((
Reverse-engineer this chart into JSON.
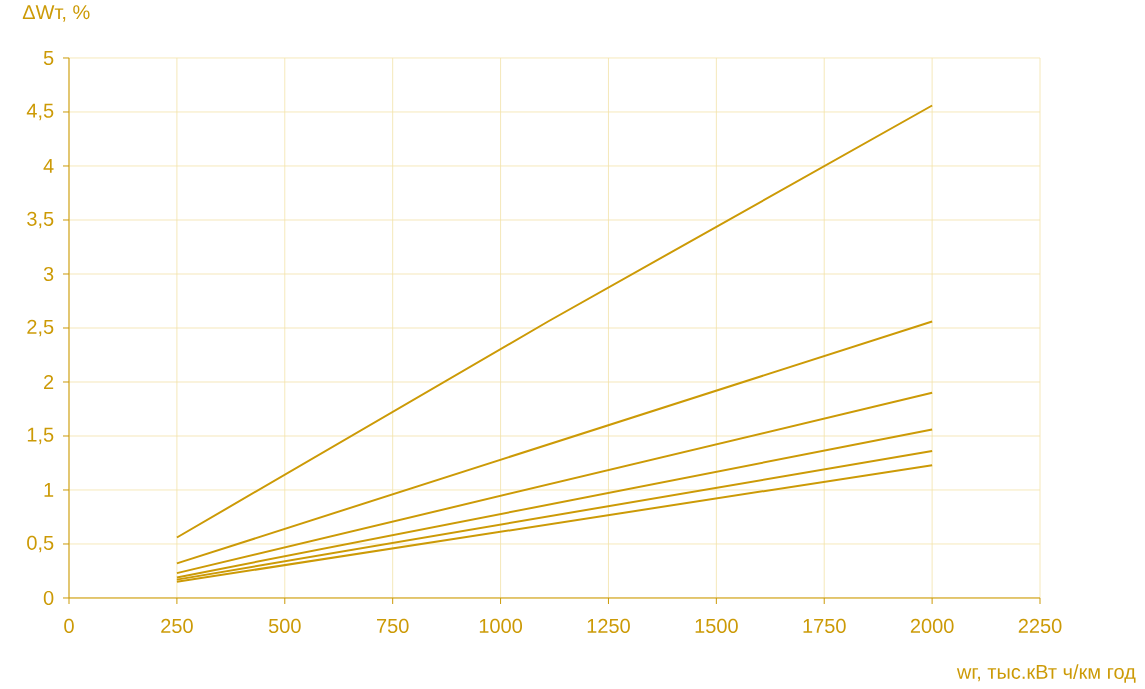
{
  "chart_data": {
    "type": "line",
    "xlabel": "wг, тыс.кВт ч/км год",
    "ylabel": "ΔWт, %",
    "xlim": [
      0,
      2250
    ],
    "xticks": [
      0,
      250,
      500,
      750,
      1000,
      1250,
      1500,
      1750,
      2000,
      2250
    ],
    "ylim": [
      0,
      5
    ],
    "yticks": [
      0,
      {
        "value": 0.5,
        "label": "0,5"
      },
      1,
      {
        "value": 1.5,
        "label": "1,5"
      },
      2,
      {
        "value": 2.5,
        "label": "2,5"
      },
      3,
      {
        "value": 3.5,
        "label": "3,5"
      },
      4,
      {
        "value": 4.5,
        "label": "4,5"
      },
      5
    ],
    "grid": true,
    "marker": "none",
    "line_style": "solid",
    "series": [
      {
        "color": "#cc9a06",
        "x": [
          250,
          1110,
          2000
        ],
        "values": [
          0.56,
          2.56,
          4.56
        ]
      },
      {
        "color": "#cc9a06",
        "x": [
          250,
          2000
        ],
        "values": [
          0.32,
          2.56
        ]
      },
      {
        "color": "#cc9a06",
        "x": [
          250,
          2000
        ],
        "values": [
          0.23,
          1.9
        ]
      },
      {
        "color": "#cc9a06",
        "x": [
          250,
          2000
        ],
        "values": [
          0.19,
          1.56
        ]
      },
      {
        "color": "#cc9a06",
        "x": [
          250,
          2000
        ],
        "values": [
          0.17,
          1.36
        ]
      },
      {
        "color": "#cc9a06",
        "x": [
          250,
          2000
        ],
        "values": [
          0.15,
          1.23
        ]
      }
    ]
  }
}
))
• [Problem to work on]:
Word for word, quote the lines above. Omit the pictures.

• [Exercise output]:
Reverse-engineer this chart into JSON.
{
  "chart_data": {
    "type": "line",
    "xlabel": "wг, тыс.кВт ч/км год",
    "ylabel": "ΔWт, %",
    "xlim": [
      0,
      2250
    ],
    "xticks": [
      0,
      250,
      500,
      750,
      1000,
      1250,
      1500,
      1750,
      2000,
      2250
    ],
    "ylim": [
      0,
      5
    ],
    "yticks": [
      0,
      {
        "value": 0.5,
        "label": "0,5"
      },
      1,
      {
        "value": 1.5,
        "label": "1,5"
      },
      2,
      {
        "value": 2.5,
        "label": "2,5"
      },
      3,
      {
        "value": 3.5,
        "label": "3,5"
      },
      4,
      {
        "value": 4.5,
        "label": "4,5"
      },
      5
    ],
    "grid": true,
    "marker": "none",
    "line_style": "solid",
    "series": [
      {
        "color": "#cc9a06",
        "x": [
          250,
          1110,
          2000
        ],
        "values": [
          0.56,
          2.56,
          4.56
        ]
      },
      {
        "color": "#cc9a06",
        "x": [
          250,
          2000
        ],
        "values": [
          0.32,
          2.56
        ]
      },
      {
        "color": "#cc9a06",
        "x": [
          250,
          2000
        ],
        "values": [
          0.23,
          1.9
        ]
      },
      {
        "color": "#cc9a06",
        "x": [
          250,
          2000
        ],
        "values": [
          0.19,
          1.56
        ]
      },
      {
        "color": "#cc9a06",
        "x": [
          250,
          2000
        ],
        "values": [
          0.17,
          1.36
        ]
      },
      {
        "color": "#cc9a06",
        "x": [
          250,
          2000
        ],
        "values": [
          0.15,
          1.23
        ]
      }
    ]
  }
}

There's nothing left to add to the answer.